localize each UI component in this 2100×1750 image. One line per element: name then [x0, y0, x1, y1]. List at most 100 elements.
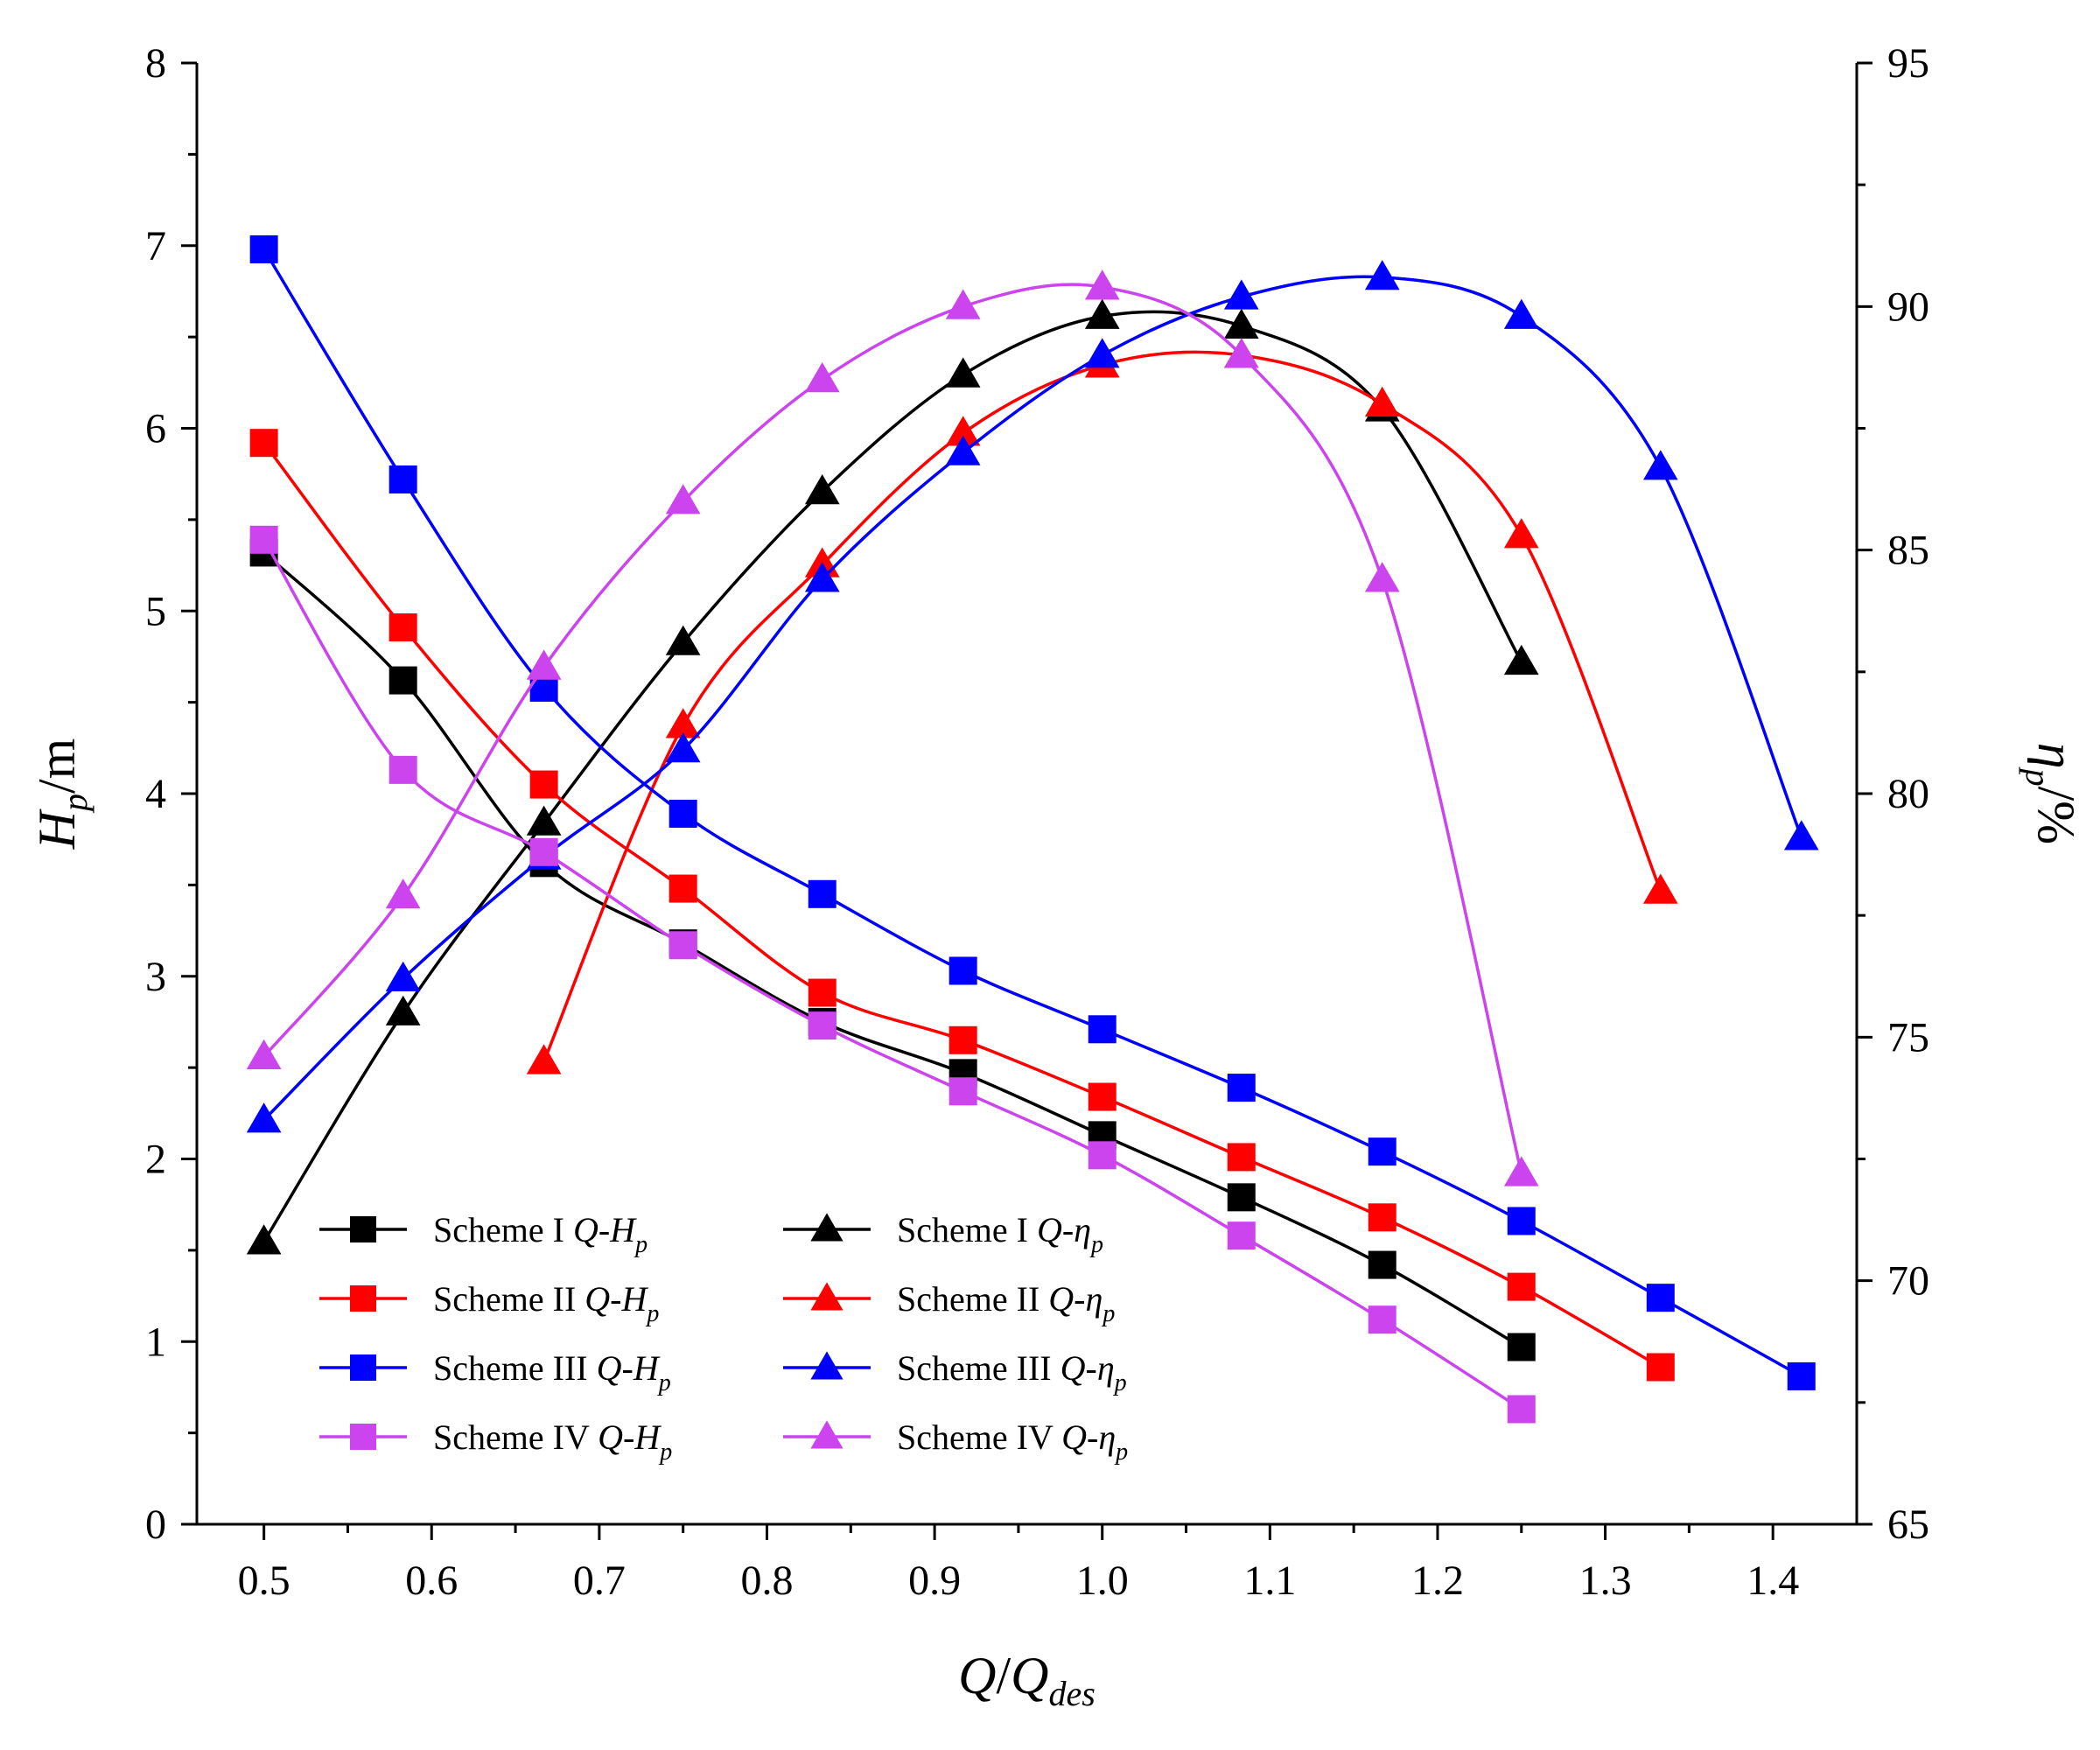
y-right-tick-label: 65 — [1887, 1502, 1929, 1548]
series-scheme-i-efficiency — [246, 298, 1539, 1255]
legend-label: Scheme IV Q-ηp — [897, 1418, 1128, 1466]
data-point-scheme-iii-efficiency — [1223, 279, 1259, 310]
y-right-title-unit: /% — [2027, 787, 2085, 845]
y-left-tick-label: 5 — [145, 588, 166, 634]
data-point-scheme-iv-efficiency — [1084, 270, 1120, 300]
series-scheme-iv-head — [249, 525, 1536, 1424]
y-left-tick-label: 7 — [145, 223, 166, 270]
legend-curve-sub: p — [657, 1369, 671, 1396]
data-point-scheme-iii-efficiency — [665, 732, 701, 763]
legend-swatch-marker — [810, 1420, 844, 1449]
legend-swatch-marker — [810, 1213, 844, 1242]
legend-label: Scheme II Q-ηp — [897, 1279, 1115, 1327]
data-point-scheme-ii-head — [249, 429, 278, 458]
x-title-slash: / — [997, 1647, 1012, 1704]
data-point-scheme-i-efficiency — [385, 995, 421, 1026]
data-point-scheme-i-head — [1227, 1183, 1256, 1212]
legend-swatch-marker — [810, 1351, 844, 1380]
series-scheme-iv-efficiency — [246, 270, 1539, 1186]
y-left-tick-label: 3 — [145, 954, 166, 1000]
data-point-scheme-i-efficiency — [1084, 298, 1120, 329]
data-point-scheme-iii-efficiency — [1084, 338, 1120, 368]
x-title-q: Q — [958, 1647, 996, 1704]
x-axis-title: Q/Qdes — [958, 1647, 1096, 1713]
data-point-scheme-iii-head — [668, 799, 697, 828]
legend-label: Scheme III Q-ηp — [897, 1348, 1127, 1396]
data-point-scheme-iii-head — [1088, 1015, 1116, 1044]
y-right-tick-label: 95 — [1887, 40, 1929, 87]
data-point-scheme-iii-head — [1646, 1284, 1675, 1312]
series-scheme-ii-efficiency — [526, 338, 1678, 1074]
data-point-scheme-ii-efficiency — [1643, 873, 1678, 904]
legend-item-scheme-iv-efficiency: Scheme IV Q-ηp — [783, 1418, 1128, 1466]
y-right-tick-label: 70 — [1887, 1258, 1929, 1305]
series-line-scheme-i-head — [262, 550, 1523, 1349]
data-point-scheme-iii-efficiency — [385, 961, 421, 991]
data-point-scheme-iv-head — [1227, 1222, 1256, 1250]
data-point-scheme-iv-efficiency — [246, 1039, 282, 1069]
legend-curve-q: Q — [573, 1210, 598, 1250]
data-point-scheme-iv-head — [948, 1077, 977, 1106]
data-point-scheme-iii-efficiency — [1643, 450, 1678, 480]
legend-curve-sub: p — [1114, 1438, 1128, 1466]
data-point-scheme-iii-head — [249, 234, 278, 263]
data-point-scheme-ii-head — [1507, 1272, 1536, 1301]
legend-curve-var: H — [634, 1418, 662, 1457]
series-line-scheme-iv-head — [262, 538, 1523, 1411]
y-right-tick-label: 85 — [1887, 528, 1929, 574]
data-point-scheme-iv-efficiency — [804, 362, 840, 393]
data-point-scheme-iii-efficiency — [246, 1102, 282, 1133]
legend-swatch-marker — [350, 1354, 376, 1381]
legend-item-scheme-iv-head: Scheme IV Q-Hp — [319, 1418, 672, 1466]
legend-swatch-marker — [350, 1216, 376, 1242]
x-tick-label: 0.9 — [908, 1558, 961, 1604]
data-point-scheme-i-head — [1368, 1250, 1396, 1279]
data-point-scheme-iv-head — [1507, 1395, 1536, 1424]
x-tick-label: 0.7 — [573, 1558, 626, 1604]
legend-curve-var: H — [609, 1210, 637, 1250]
data-point-scheme-iii-head — [388, 465, 417, 494]
legend-curve-dash: - — [1074, 1279, 1085, 1319]
x-tick-label: 1.3 — [1579, 1558, 1632, 1604]
series-layer — [246, 234, 1819, 1424]
legend-swatch-marker — [350, 1285, 376, 1312]
data-point-scheme-iv-efficiency — [945, 289, 981, 319]
legend-item-scheme-i-head: Scheme I Q-Hp — [319, 1210, 648, 1258]
data-point-scheme-ii-head — [1227, 1143, 1256, 1172]
legend-curve-q: Q — [598, 1418, 623, 1457]
data-point-scheme-iii-head — [1507, 1207, 1536, 1236]
legend-curve-sub: p — [645, 1300, 659, 1327]
series-line-scheme-ii-efficiency — [542, 350, 1662, 1063]
data-point-scheme-ii-head — [529, 770, 558, 799]
data-point-scheme-iv-head — [249, 525, 278, 554]
data-point-scheme-iv-head — [808, 1012, 836, 1040]
legend-curve-dash: - — [621, 1348, 633, 1388]
legend-curve-sub: p — [1113, 1369, 1127, 1396]
legend-label: Scheme I Q-ηp — [897, 1210, 1103, 1258]
legend-curve-dash: - — [610, 1279, 621, 1319]
series-scheme-iii-head — [249, 234, 1816, 1390]
legend-item-scheme-ii-efficiency: Scheme II Q-ηp — [783, 1279, 1115, 1327]
data-point-scheme-ii-head — [668, 874, 697, 903]
legend-scheme-name: Scheme I — [897, 1210, 1037, 1250]
legend-curve-dash: - — [598, 1210, 610, 1250]
legend-swatch-marker — [350, 1424, 376, 1450]
legend-curve-q: Q — [584, 1279, 610, 1319]
legend-curve-q: Q — [1048, 1279, 1074, 1319]
data-point-scheme-ii-head — [1368, 1203, 1396, 1232]
y-right-tick-label: 90 — [1887, 284, 1929, 330]
legend-curve-sub: p — [634, 1231, 648, 1258]
x-tick-label: 1.4 — [1746, 1558, 1799, 1604]
y-right-title-sub: p — [2019, 766, 2058, 787]
y-left-tick-label: 1 — [145, 1319, 166, 1365]
data-point-scheme-iv-head — [1088, 1141, 1116, 1170]
legend-item-scheme-i-efficiency: Scheme I Q-ηp — [783, 1210, 1103, 1258]
legend-curve-dash: - — [1085, 1348, 1096, 1388]
data-point-scheme-ii-head — [808, 978, 836, 1007]
data-point-scheme-iv-head — [388, 755, 417, 784]
y-left-title-group: Hp/m — [28, 738, 94, 850]
y-left-title-h: H — [28, 808, 86, 850]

■ ■ ■ ■

### What the task asks:
Reproduce every line of the records above without any changes, leaving out the pictures.

### Task solution:
localize each UI component in this 2100×1750 image. One line per element: name then [x0, y0, x1, y1]. List at most 100 elements.
y-right-tick-label: 65 — [1887, 1502, 1929, 1548]
series-scheme-i-efficiency — [246, 298, 1539, 1255]
legend-label: Scheme IV Q-ηp — [897, 1418, 1128, 1466]
data-point-scheme-iii-efficiency — [1223, 279, 1259, 310]
y-right-title-unit: /% — [2027, 787, 2085, 845]
y-left-tick-label: 5 — [145, 588, 166, 634]
data-point-scheme-iv-efficiency — [1084, 270, 1120, 300]
series-scheme-iv-head — [249, 525, 1536, 1424]
y-left-tick-label: 7 — [145, 223, 166, 270]
legend-curve-sub: p — [657, 1369, 671, 1396]
data-point-scheme-iii-efficiency — [665, 732, 701, 763]
legend-swatch-marker — [810, 1420, 844, 1449]
legend-swatch-marker — [810, 1213, 844, 1242]
legend-label: Scheme II Q-ηp — [897, 1279, 1115, 1327]
data-point-scheme-ii-head — [249, 429, 278, 458]
x-title-slash: / — [997, 1647, 1012, 1704]
data-point-scheme-i-efficiency — [385, 995, 421, 1026]
data-point-scheme-i-head — [1227, 1183, 1256, 1212]
legend-swatch-marker — [810, 1351, 844, 1380]
series-scheme-iv-efficiency — [246, 270, 1539, 1186]
y-left-tick-label: 3 — [145, 954, 166, 1000]
data-point-scheme-i-efficiency — [1084, 298, 1120, 329]
data-point-scheme-iii-efficiency — [1084, 338, 1120, 368]
x-title-q: Q — [958, 1647, 996, 1704]
x-axis-title: Q/Qdes — [958, 1647, 1096, 1713]
data-point-scheme-iii-head — [668, 799, 697, 828]
legend-label: Scheme III Q-ηp — [897, 1348, 1127, 1396]
data-point-scheme-iii-head — [1088, 1015, 1116, 1044]
y-right-tick-label: 95 — [1887, 40, 1929, 87]
data-point-scheme-iii-head — [1646, 1284, 1675, 1312]
series-scheme-ii-efficiency — [526, 338, 1678, 1074]
data-point-scheme-ii-efficiency — [1643, 873, 1678, 904]
legend-item-scheme-iv-efficiency: Scheme IV Q-ηp — [783, 1418, 1128, 1466]
y-right-tick-label: 70 — [1887, 1258, 1929, 1305]
series-line-scheme-i-head — [262, 550, 1523, 1349]
data-point-scheme-iii-efficiency — [385, 961, 421, 991]
data-point-scheme-iv-head — [1227, 1222, 1256, 1250]
data-point-scheme-iv-efficiency — [246, 1039, 282, 1069]
legend-curve-q: Q — [573, 1210, 598, 1250]
data-point-scheme-iv-head — [948, 1077, 977, 1106]
data-point-scheme-iii-efficiency — [1643, 450, 1678, 480]
legend-curve-sub: p — [1114, 1438, 1128, 1466]
data-point-scheme-iii-head — [249, 234, 278, 263]
data-point-scheme-ii-head — [1507, 1272, 1536, 1301]
legend-curve-var: H — [634, 1418, 662, 1457]
series-line-scheme-iv-head — [262, 538, 1523, 1411]
y-right-tick-label: 85 — [1887, 528, 1929, 574]
data-point-scheme-iv-efficiency — [804, 362, 840, 393]
data-point-scheme-iii-efficiency — [246, 1102, 282, 1133]
legend-swatch-marker — [350, 1354, 376, 1381]
legend-item-scheme-iv-head: Scheme IV Q-Hp — [319, 1418, 672, 1466]
legend-swatch-marker — [350, 1216, 376, 1242]
x-tick-label: 0.9 — [908, 1558, 961, 1604]
data-point-scheme-i-head — [1368, 1250, 1396, 1279]
data-point-scheme-iv-head — [1507, 1395, 1536, 1424]
x-tick-label: 0.7 — [573, 1558, 626, 1604]
legend-curve-var: H — [609, 1210, 637, 1250]
data-point-scheme-iii-head — [388, 465, 417, 494]
legend-curve-dash: - — [1074, 1279, 1085, 1319]
x-tick-label: 1.3 — [1579, 1558, 1632, 1604]
series-layer — [246, 234, 1819, 1424]
legend-swatch-marker — [350, 1285, 376, 1312]
data-point-scheme-iv-efficiency — [945, 289, 981, 319]
legend-item-scheme-i-head: Scheme I Q-Hp — [319, 1210, 648, 1258]
data-point-scheme-ii-head — [1227, 1143, 1256, 1172]
legend-curve-q: Q — [598, 1418, 623, 1457]
data-point-scheme-iii-head — [1507, 1207, 1536, 1236]
legend-curve-sub: p — [645, 1300, 659, 1327]
series-line-scheme-ii-efficiency — [542, 350, 1662, 1063]
data-point-scheme-ii-head — [529, 770, 558, 799]
data-point-scheme-iv-head — [249, 525, 278, 554]
data-point-scheme-iv-head — [808, 1012, 836, 1040]
legend-curve-dash: - — [621, 1348, 633, 1388]
legend-curve-sub: p — [1113, 1369, 1127, 1396]
legend-label: Scheme I Q-ηp — [897, 1210, 1103, 1258]
legend-curve-dash: - — [610, 1279, 621, 1319]
series-scheme-iii-head — [249, 234, 1816, 1390]
legend-item-scheme-ii-efficiency: Scheme II Q-ηp — [783, 1279, 1115, 1327]
data-point-scheme-ii-head — [668, 874, 697, 903]
legend-scheme-name: Scheme I — [897, 1210, 1037, 1250]
legend-curve-dash: - — [598, 1210, 610, 1250]
legend-swatch-marker — [350, 1424, 376, 1450]
legend-curve-q: Q — [584, 1279, 610, 1319]
legend-curve-q: Q — [1048, 1279, 1074, 1319]
data-point-scheme-ii-head — [1368, 1203, 1396, 1232]
y-right-tick-label: 90 — [1887, 284, 1929, 330]
legend-curve-sub: p — [634, 1231, 648, 1258]
x-tick-label: 1.4 — [1746, 1558, 1799, 1604]
y-right-title-sub: p — [2019, 766, 2058, 787]
y-left-tick-label: 1 — [145, 1319, 166, 1365]
data-point-scheme-iv-head — [1088, 1141, 1116, 1170]
legend-item-scheme-i-efficiency: Scheme I Q-ηp — [783, 1210, 1103, 1258]
legend-curve-dash: - — [1085, 1348, 1096, 1388]
data-point-scheme-ii-head — [808, 978, 836, 1007]
data-point-scheme-iv-head — [388, 755, 417, 784]
y-left-title-group: Hp/m — [28, 738, 94, 850]
y-left-title-h: H — [28, 808, 86, 850]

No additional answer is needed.